- Exercise
Every line from the one with "Transcribe this image's" through the end of the records below should be restated word for word, and nothing outside that span.
* begin *
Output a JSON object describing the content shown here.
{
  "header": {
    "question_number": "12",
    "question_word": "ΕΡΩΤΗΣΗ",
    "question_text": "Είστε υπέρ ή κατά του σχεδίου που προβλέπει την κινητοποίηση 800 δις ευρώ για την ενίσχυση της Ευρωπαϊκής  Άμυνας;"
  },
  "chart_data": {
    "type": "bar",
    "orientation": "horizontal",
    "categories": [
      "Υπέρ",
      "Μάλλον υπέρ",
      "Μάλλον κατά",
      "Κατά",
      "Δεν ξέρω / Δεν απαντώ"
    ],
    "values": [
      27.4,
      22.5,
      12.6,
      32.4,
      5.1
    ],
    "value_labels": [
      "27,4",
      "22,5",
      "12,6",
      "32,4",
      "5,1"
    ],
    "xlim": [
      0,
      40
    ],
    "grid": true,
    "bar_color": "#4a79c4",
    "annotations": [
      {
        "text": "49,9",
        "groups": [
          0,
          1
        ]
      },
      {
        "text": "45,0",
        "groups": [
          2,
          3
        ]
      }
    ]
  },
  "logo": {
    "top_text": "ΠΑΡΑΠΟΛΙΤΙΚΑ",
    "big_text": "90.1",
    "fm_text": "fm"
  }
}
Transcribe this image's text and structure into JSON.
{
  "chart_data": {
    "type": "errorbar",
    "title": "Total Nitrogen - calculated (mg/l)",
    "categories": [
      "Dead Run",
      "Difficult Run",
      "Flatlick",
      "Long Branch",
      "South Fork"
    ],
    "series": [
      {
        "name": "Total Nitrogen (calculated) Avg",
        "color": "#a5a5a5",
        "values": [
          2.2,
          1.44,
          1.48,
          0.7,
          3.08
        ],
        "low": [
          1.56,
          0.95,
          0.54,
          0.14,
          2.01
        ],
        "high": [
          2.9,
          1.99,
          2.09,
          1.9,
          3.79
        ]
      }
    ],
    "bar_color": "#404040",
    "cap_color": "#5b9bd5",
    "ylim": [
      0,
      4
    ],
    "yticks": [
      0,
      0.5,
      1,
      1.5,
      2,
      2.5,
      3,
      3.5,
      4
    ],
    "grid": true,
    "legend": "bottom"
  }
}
* end *
- Complete output
Transcribe this image's text and structure into JSON.
{
  "chart_data": {
    "type": "errorbar",
    "title": "Total Nitrogen - calculated (mg/l)",
    "categories": [
      "Dead Run",
      "Difficult Run",
      "Flatlick",
      "Long Branch",
      "South Fork"
    ],
    "series": [
      {
        "name": "Total Nitrogen (calculated) Avg",
        "color": "#a5a5a5",
        "values": [
          2.2,
          1.44,
          1.48,
          0.7,
          3.08
        ],
        "low": [
          1.56,
          0.95,
          0.54,
          0.14,
          2.01
        ],
        "high": [
          2.9,
          1.99,
          2.09,
          1.9,
          3.79
        ]
      }
    ],
    "bar_color": "#404040",
    "cap_color": "#5b9bd5",
    "ylim": [
      0,
      4
    ],
    "yticks": [
      0,
      0.5,
      1,
      1.5,
      2,
      2.5,
      3,
      3.5,
      4
    ],
    "grid": true,
    "legend": "bottom"
  }
}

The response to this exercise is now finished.